(INPUT FOR THIS TASK)

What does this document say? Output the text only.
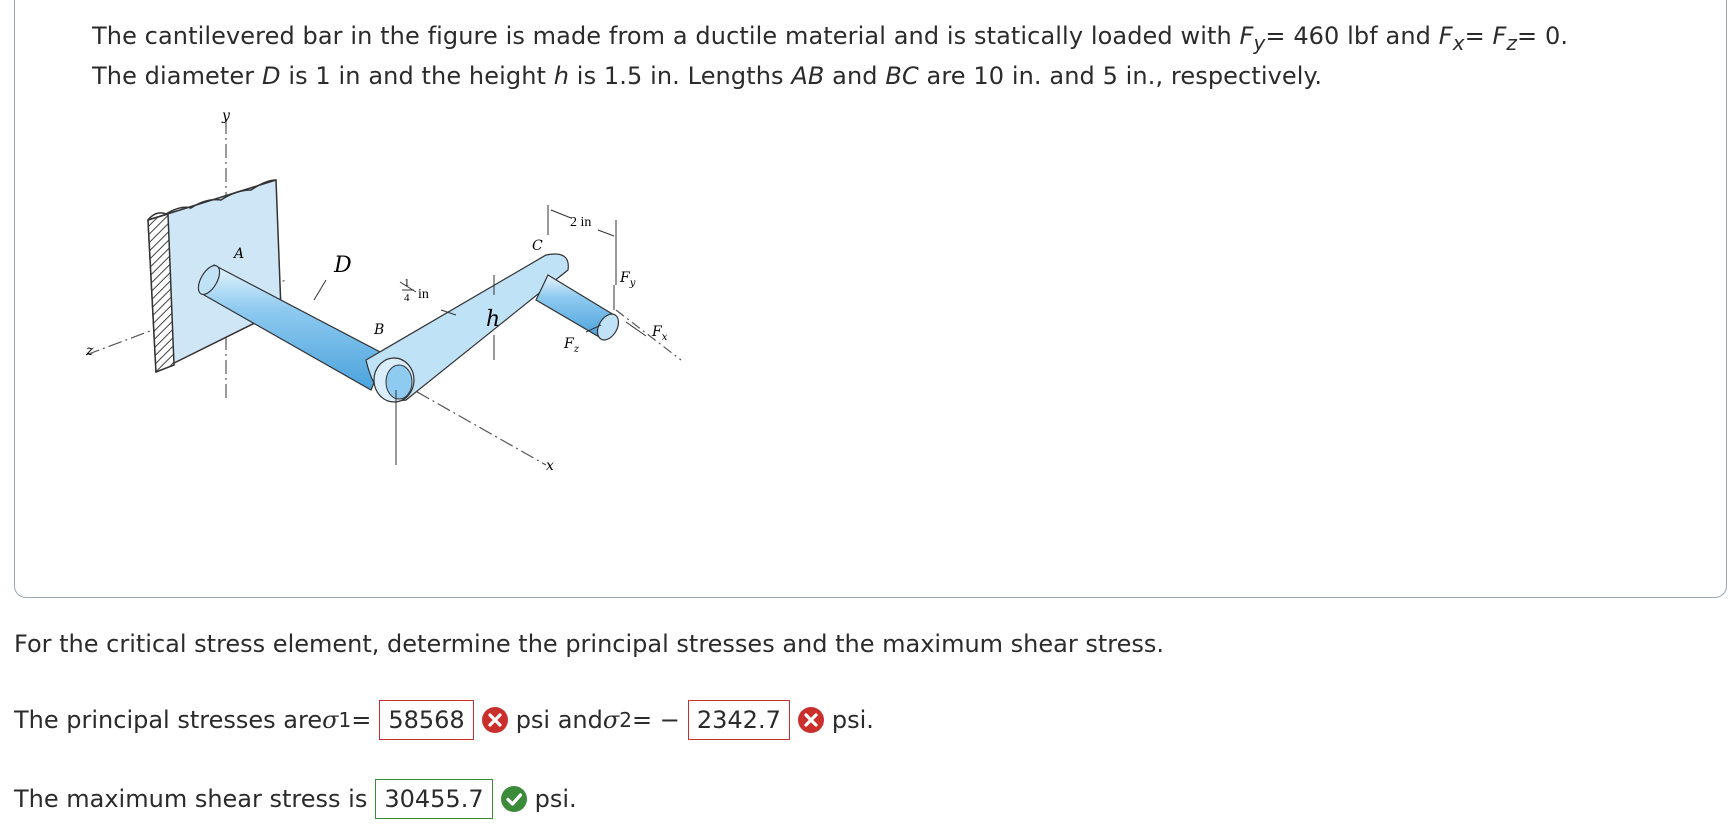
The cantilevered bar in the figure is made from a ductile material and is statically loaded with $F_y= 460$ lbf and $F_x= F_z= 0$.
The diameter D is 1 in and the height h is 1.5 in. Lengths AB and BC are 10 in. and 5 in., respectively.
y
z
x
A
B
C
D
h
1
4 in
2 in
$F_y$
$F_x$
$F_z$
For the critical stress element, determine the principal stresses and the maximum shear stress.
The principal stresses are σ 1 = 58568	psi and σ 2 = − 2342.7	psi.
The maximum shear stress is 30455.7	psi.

==

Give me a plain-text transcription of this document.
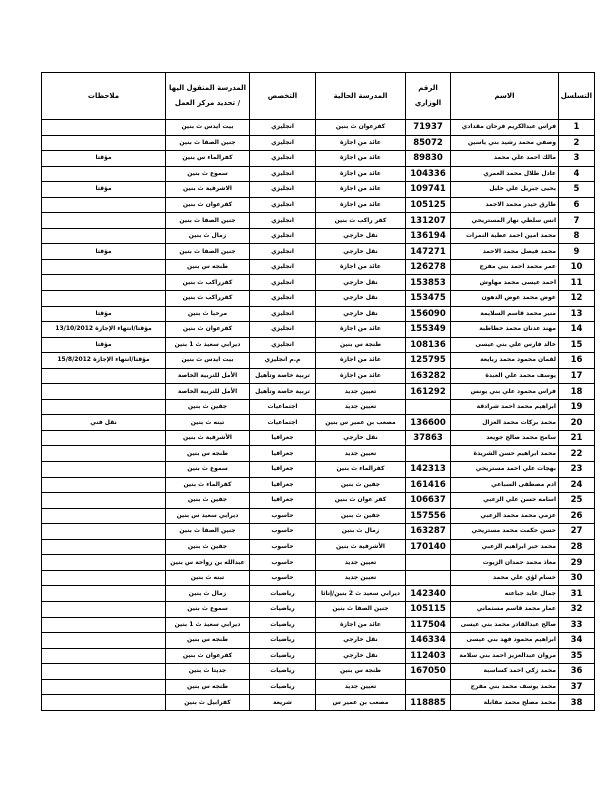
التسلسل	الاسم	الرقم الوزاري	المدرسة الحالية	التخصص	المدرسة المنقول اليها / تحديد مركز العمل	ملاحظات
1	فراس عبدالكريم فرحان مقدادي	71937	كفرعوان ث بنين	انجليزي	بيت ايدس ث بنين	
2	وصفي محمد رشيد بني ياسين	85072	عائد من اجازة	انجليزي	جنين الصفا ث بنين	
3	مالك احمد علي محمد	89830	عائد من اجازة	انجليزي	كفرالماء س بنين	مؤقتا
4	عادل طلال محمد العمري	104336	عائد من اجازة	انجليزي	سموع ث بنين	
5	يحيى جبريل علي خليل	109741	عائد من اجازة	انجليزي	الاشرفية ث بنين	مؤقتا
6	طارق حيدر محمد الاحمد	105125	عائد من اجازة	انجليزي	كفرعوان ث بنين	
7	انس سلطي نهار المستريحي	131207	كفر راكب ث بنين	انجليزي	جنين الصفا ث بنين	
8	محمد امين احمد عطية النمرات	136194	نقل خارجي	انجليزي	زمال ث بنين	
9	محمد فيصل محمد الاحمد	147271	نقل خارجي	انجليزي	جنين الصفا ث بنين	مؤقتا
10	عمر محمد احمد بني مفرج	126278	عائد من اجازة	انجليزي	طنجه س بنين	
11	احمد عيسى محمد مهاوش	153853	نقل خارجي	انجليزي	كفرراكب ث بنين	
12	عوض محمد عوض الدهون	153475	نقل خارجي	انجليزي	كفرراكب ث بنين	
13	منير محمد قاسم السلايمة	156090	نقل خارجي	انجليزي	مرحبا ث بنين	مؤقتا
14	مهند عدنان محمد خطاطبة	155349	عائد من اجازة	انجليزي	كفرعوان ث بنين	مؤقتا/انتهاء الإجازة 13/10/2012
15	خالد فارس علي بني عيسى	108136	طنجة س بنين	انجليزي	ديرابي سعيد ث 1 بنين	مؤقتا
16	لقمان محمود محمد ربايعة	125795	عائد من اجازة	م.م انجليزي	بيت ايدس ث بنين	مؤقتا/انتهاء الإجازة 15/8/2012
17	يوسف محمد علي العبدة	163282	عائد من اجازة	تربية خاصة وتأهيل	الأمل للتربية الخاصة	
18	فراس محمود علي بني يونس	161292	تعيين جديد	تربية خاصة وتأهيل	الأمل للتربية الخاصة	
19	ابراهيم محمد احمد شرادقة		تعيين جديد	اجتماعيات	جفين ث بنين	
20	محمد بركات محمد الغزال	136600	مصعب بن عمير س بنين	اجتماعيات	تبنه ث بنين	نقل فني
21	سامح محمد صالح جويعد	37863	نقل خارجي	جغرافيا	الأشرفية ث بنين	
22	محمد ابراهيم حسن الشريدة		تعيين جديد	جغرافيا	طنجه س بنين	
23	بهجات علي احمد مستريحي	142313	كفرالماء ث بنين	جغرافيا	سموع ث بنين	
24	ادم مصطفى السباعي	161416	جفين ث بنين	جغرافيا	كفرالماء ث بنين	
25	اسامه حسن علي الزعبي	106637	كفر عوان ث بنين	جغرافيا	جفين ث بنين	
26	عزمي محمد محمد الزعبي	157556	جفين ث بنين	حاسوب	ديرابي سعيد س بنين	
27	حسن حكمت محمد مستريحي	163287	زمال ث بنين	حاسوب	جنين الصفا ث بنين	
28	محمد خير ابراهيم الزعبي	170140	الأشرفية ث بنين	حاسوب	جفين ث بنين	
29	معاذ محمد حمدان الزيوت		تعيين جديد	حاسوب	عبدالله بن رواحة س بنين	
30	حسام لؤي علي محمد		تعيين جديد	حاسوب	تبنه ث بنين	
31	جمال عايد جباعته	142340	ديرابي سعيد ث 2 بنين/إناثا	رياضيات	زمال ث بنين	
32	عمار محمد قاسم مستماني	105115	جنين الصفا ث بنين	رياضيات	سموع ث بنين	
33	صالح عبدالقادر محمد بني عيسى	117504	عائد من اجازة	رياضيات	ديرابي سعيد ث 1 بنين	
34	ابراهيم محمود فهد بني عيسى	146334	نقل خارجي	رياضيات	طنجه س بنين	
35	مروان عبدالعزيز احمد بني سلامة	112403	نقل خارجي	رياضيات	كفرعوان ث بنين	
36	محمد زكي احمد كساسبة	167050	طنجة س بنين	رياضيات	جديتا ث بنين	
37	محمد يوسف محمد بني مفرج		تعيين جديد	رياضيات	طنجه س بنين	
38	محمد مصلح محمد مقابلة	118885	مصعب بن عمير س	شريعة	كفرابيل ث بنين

(DIRECTIVE) How many lines in the records hold the string "حاسوب"? Reply with the number alone.

(ANSWER TO THIS PROBLEM) 5